## MATERIAL FOR THIS TASK
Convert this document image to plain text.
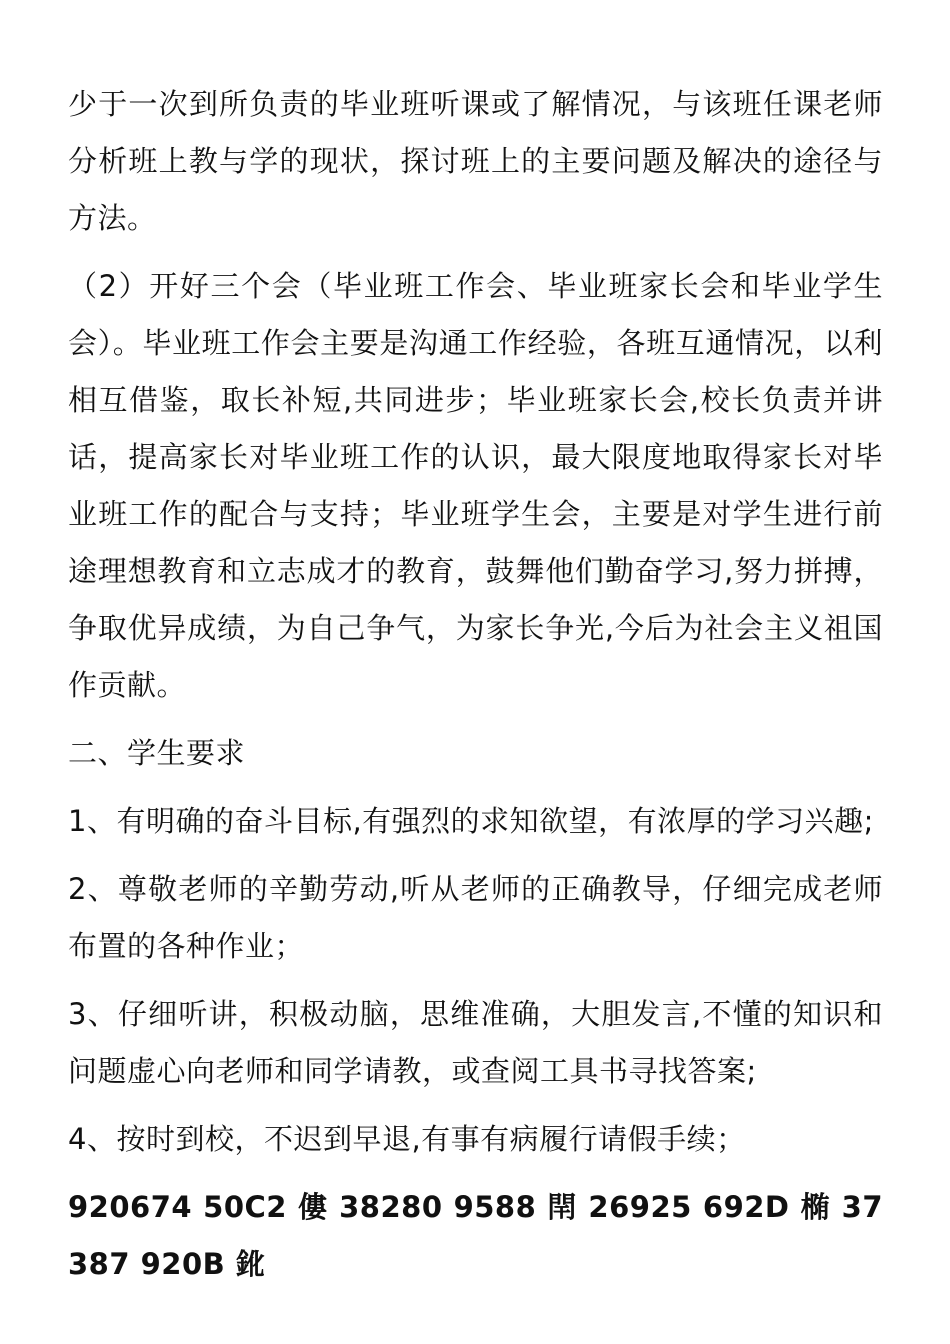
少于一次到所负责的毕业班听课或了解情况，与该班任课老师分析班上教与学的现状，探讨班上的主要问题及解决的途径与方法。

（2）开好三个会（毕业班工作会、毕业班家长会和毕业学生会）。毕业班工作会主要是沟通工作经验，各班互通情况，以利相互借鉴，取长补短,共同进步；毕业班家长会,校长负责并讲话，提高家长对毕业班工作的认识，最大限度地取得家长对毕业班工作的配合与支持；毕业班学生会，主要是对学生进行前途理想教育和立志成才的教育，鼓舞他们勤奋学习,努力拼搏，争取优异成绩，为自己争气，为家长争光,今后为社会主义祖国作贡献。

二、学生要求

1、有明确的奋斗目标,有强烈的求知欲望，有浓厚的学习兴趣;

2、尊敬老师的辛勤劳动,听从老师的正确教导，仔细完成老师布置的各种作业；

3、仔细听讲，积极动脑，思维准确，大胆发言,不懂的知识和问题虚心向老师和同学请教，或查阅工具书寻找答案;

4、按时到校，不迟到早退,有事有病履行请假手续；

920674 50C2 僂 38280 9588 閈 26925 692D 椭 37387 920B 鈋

## TASK TO CARRY OUT
Return to the listing above and set it down exactly, leaving out its pictures.

## WRITTEN ANSWER
Convert this document image to plain text.
少于一次到所负责的毕业班听课或了解情况，与该班任课老师分析班上教与学的现状，探讨班上的主要问题及解决的途径与方法。

（2）开好三个会（毕业班工作会、毕业班家长会和毕业学生会）。毕业班工作会主要是沟通工作经验，各班互通情况，以利相互借鉴，取长补短,共同进步；毕业班家长会,校长负责并讲话，提高家长对毕业班工作的认识，最大限度地取得家长对毕业班工作的配合与支持；毕业班学生会，主要是对学生进行前途理想教育和立志成才的教育，鼓舞他们勤奋学习,努力拼搏，争取优异成绩，为自己争气，为家长争光,今后为社会主义祖国作贡献。

二、学生要求

1、有明确的奋斗目标,有强烈的求知欲望，有浓厚的学习兴趣;

2、尊敬老师的辛勤劳动,听从老师的正确教导，仔细完成老师布置的各种作业；

3、仔细听讲，积极动脑，思维准确，大胆发言,不懂的知识和问题虚心向老师和同学请教，或查阅工具书寻找答案;

4、按时到校，不迟到早退,有事有病履行请假手续；

920674 50C2 僂 38280 9588 閈 26925 692D 椭 37387 920B 鈋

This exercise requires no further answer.